start Records shown
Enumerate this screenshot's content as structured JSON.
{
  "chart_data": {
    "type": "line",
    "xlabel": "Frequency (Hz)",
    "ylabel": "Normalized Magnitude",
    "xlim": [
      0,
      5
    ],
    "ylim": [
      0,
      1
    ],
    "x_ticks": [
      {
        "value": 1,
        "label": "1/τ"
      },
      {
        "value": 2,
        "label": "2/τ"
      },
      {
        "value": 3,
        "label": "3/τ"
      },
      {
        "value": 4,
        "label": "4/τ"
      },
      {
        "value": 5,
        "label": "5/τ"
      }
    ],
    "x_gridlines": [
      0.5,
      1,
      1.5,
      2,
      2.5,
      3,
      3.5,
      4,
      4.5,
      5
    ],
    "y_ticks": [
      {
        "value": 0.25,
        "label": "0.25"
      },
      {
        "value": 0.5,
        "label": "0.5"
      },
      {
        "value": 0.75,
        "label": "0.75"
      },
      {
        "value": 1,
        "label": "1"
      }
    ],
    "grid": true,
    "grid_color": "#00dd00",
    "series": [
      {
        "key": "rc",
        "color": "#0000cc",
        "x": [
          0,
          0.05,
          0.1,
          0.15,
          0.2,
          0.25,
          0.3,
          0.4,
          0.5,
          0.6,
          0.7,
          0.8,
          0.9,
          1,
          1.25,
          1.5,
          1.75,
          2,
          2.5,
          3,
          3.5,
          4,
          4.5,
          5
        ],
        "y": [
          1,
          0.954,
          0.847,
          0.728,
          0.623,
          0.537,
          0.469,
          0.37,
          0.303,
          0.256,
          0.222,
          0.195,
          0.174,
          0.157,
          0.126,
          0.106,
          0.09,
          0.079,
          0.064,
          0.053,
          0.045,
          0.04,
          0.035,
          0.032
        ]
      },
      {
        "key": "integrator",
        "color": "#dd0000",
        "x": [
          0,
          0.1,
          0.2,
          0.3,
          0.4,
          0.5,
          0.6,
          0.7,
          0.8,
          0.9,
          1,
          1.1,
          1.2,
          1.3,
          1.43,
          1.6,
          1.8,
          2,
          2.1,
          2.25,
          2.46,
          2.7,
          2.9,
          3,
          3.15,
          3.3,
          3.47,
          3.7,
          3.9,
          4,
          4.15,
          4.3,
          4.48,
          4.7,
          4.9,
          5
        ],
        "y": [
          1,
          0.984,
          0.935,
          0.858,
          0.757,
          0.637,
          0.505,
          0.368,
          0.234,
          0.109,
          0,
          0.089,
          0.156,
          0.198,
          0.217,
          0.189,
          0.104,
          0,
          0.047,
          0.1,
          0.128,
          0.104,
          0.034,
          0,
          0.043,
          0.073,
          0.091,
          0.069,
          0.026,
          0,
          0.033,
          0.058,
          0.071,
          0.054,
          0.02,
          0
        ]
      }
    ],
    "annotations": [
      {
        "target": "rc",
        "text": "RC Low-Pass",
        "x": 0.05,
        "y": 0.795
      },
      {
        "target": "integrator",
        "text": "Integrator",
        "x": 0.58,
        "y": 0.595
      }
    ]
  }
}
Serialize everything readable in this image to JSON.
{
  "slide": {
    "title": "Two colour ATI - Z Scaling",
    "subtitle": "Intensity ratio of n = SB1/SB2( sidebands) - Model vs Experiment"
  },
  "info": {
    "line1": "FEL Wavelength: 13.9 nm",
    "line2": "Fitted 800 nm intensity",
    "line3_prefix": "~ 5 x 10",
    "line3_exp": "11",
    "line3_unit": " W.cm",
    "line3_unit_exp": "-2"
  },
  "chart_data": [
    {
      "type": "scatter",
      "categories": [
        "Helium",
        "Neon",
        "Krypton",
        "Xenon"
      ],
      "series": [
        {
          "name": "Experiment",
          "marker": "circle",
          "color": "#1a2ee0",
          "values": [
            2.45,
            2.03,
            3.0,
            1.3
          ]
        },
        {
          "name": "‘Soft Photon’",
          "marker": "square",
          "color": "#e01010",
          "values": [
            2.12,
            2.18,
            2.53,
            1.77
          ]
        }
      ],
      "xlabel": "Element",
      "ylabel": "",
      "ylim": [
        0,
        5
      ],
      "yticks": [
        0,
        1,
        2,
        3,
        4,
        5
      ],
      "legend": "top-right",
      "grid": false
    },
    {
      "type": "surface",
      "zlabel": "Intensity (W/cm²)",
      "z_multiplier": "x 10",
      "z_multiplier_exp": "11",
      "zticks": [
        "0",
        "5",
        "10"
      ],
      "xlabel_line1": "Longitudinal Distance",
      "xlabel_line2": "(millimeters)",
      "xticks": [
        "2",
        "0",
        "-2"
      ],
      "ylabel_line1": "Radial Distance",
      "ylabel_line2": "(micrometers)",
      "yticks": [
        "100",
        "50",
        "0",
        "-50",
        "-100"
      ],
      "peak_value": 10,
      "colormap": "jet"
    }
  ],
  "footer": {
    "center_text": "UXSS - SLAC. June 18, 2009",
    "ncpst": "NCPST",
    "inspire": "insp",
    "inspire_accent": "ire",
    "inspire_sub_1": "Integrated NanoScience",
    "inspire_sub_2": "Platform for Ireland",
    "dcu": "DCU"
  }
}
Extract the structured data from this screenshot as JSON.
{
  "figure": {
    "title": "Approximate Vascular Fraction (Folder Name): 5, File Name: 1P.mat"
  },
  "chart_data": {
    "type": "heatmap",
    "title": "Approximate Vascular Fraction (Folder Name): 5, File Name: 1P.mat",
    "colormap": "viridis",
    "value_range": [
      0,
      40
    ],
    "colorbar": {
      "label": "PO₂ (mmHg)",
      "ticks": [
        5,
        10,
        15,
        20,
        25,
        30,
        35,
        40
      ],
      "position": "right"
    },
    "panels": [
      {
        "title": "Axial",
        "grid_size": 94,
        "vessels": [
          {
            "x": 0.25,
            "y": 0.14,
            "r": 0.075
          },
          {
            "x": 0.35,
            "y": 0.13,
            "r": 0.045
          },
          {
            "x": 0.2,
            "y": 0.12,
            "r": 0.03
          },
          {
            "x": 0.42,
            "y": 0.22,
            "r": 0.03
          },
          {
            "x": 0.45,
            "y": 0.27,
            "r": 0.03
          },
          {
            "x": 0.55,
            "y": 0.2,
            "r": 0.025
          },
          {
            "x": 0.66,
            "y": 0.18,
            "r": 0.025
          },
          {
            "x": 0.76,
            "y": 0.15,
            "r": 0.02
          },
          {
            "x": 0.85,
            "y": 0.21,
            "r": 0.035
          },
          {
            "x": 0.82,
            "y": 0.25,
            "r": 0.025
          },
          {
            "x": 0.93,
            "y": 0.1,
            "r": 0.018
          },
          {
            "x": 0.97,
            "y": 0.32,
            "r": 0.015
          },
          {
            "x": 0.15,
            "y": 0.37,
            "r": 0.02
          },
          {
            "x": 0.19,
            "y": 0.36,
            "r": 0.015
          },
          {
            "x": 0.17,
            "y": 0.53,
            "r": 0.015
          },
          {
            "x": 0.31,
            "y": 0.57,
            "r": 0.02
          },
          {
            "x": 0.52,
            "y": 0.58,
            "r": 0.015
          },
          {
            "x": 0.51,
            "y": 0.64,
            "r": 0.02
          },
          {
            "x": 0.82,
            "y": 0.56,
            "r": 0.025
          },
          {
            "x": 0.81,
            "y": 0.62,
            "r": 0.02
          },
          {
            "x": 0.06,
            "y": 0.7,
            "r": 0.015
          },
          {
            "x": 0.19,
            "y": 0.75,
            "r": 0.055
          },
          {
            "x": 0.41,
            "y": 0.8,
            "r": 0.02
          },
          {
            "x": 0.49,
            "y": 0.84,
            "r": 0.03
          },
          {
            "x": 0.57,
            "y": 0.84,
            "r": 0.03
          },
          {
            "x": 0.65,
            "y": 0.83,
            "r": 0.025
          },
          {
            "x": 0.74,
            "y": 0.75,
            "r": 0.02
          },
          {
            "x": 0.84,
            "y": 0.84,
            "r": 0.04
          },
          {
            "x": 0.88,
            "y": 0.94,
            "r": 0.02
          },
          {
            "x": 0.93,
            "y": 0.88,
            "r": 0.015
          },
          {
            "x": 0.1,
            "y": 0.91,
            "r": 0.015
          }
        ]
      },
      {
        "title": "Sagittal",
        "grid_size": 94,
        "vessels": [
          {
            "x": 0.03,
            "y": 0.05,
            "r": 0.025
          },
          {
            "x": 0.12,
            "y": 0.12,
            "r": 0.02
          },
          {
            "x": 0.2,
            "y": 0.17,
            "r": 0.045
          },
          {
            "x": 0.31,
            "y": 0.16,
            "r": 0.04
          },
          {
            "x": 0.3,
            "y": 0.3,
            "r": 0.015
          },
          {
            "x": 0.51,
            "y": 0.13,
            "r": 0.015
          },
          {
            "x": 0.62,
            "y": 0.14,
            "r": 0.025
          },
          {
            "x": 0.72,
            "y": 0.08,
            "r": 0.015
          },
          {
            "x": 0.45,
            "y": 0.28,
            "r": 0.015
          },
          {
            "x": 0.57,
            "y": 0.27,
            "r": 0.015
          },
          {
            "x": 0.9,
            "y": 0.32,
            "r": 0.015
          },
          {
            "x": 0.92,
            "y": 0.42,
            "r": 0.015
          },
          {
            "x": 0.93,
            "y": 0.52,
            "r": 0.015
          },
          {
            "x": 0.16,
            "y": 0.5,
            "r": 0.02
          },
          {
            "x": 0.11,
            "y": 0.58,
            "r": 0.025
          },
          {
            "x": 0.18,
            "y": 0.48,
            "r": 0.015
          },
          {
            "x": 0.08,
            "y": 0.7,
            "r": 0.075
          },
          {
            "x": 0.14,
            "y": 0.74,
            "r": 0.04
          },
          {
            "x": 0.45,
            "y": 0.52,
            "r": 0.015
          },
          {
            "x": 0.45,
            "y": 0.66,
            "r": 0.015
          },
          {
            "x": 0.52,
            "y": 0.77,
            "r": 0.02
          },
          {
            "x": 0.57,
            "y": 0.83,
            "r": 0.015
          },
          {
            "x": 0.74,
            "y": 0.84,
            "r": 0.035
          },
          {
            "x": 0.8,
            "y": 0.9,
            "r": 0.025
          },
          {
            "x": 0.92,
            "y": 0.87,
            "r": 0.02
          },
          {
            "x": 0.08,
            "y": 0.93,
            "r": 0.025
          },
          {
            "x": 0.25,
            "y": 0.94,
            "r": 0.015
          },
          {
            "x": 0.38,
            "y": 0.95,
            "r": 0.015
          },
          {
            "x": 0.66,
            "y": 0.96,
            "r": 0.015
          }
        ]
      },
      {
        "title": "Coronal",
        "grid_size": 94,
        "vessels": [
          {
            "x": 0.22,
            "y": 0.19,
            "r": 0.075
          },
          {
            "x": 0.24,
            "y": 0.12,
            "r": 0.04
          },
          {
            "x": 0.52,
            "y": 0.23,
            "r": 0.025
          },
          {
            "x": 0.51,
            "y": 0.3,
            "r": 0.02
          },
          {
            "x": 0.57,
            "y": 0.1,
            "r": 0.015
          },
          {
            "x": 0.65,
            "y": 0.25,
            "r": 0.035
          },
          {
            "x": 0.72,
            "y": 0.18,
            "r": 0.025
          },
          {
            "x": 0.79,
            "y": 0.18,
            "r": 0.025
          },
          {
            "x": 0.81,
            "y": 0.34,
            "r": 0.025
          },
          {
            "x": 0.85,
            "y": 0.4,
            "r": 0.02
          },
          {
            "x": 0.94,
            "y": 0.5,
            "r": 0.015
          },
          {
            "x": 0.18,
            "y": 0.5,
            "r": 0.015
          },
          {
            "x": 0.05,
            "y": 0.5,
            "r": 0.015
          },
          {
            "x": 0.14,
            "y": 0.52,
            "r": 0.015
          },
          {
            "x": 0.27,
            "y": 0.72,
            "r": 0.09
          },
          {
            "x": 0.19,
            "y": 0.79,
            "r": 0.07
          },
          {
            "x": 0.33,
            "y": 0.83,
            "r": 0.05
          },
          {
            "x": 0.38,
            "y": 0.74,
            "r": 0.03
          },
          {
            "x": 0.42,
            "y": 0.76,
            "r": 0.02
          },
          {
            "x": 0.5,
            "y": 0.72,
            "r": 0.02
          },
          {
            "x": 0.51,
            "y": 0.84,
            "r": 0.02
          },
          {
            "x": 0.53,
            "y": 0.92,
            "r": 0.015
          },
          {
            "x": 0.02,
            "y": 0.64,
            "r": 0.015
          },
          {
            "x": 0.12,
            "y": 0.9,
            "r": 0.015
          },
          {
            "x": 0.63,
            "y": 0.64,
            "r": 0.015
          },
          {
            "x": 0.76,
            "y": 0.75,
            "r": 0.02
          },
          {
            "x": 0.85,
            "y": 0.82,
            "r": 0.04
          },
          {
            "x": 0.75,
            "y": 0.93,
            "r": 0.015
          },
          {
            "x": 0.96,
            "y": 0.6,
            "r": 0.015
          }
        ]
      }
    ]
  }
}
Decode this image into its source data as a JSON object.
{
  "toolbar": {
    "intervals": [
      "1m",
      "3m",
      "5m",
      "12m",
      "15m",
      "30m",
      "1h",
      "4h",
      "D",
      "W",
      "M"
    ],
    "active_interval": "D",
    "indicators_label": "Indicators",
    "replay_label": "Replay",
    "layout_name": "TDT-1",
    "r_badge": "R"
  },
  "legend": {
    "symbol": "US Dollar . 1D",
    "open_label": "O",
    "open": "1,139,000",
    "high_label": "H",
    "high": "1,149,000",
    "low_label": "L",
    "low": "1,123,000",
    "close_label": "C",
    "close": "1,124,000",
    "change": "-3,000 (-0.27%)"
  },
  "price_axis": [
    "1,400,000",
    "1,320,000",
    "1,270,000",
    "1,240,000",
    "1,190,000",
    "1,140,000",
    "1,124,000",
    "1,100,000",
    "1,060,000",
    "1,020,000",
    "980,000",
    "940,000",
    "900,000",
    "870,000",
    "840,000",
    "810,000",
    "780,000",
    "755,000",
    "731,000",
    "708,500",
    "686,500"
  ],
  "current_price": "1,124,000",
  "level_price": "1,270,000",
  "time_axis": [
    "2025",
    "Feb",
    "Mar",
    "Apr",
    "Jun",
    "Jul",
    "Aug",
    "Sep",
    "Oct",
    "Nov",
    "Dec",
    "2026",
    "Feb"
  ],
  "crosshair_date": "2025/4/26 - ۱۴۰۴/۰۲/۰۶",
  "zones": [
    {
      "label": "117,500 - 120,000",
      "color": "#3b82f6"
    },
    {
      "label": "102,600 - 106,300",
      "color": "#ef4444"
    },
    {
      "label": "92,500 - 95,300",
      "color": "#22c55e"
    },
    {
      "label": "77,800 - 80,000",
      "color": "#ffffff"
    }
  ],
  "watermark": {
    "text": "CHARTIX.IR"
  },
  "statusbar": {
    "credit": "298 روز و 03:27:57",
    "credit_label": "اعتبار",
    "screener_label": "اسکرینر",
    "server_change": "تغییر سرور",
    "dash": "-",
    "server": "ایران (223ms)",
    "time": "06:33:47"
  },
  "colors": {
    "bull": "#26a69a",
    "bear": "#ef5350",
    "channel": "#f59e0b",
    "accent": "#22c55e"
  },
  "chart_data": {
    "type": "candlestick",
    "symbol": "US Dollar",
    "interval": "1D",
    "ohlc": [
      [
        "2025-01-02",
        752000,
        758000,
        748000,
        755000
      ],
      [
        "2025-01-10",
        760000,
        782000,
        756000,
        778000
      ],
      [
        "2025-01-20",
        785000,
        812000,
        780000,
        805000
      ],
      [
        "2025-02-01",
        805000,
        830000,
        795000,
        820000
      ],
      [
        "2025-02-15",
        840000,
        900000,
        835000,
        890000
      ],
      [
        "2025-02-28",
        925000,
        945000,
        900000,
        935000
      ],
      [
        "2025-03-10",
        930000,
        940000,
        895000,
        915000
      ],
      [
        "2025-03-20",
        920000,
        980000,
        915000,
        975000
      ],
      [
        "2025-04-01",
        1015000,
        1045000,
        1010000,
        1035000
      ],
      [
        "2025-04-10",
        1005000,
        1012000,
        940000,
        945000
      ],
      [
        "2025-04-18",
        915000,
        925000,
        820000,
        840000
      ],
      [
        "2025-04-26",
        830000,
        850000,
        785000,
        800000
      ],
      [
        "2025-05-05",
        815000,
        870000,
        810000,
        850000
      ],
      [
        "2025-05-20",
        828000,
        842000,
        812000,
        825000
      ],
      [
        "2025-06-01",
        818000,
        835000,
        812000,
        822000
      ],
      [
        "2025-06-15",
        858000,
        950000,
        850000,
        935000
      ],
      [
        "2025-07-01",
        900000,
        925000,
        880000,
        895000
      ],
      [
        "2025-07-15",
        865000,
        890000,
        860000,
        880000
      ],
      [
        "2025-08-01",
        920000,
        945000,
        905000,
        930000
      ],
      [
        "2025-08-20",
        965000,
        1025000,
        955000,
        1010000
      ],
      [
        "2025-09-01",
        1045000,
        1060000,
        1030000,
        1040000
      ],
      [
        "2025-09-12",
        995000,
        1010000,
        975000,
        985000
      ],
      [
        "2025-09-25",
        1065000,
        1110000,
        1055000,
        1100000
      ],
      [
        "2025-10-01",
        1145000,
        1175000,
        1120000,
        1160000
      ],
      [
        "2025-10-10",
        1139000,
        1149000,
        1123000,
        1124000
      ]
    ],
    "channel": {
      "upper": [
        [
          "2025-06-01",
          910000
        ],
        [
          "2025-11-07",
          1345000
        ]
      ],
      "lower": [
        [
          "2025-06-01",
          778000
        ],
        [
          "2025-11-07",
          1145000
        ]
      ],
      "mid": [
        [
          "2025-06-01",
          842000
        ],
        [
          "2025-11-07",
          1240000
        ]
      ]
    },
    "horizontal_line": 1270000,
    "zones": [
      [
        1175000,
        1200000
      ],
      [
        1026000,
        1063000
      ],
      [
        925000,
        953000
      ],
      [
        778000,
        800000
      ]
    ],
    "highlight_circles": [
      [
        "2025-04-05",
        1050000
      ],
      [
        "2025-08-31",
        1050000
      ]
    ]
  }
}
end Records shown
• _Your instructions_:
Return nothing except the number of lines that include the string "JSON".

• _Solution to this exercise_:
4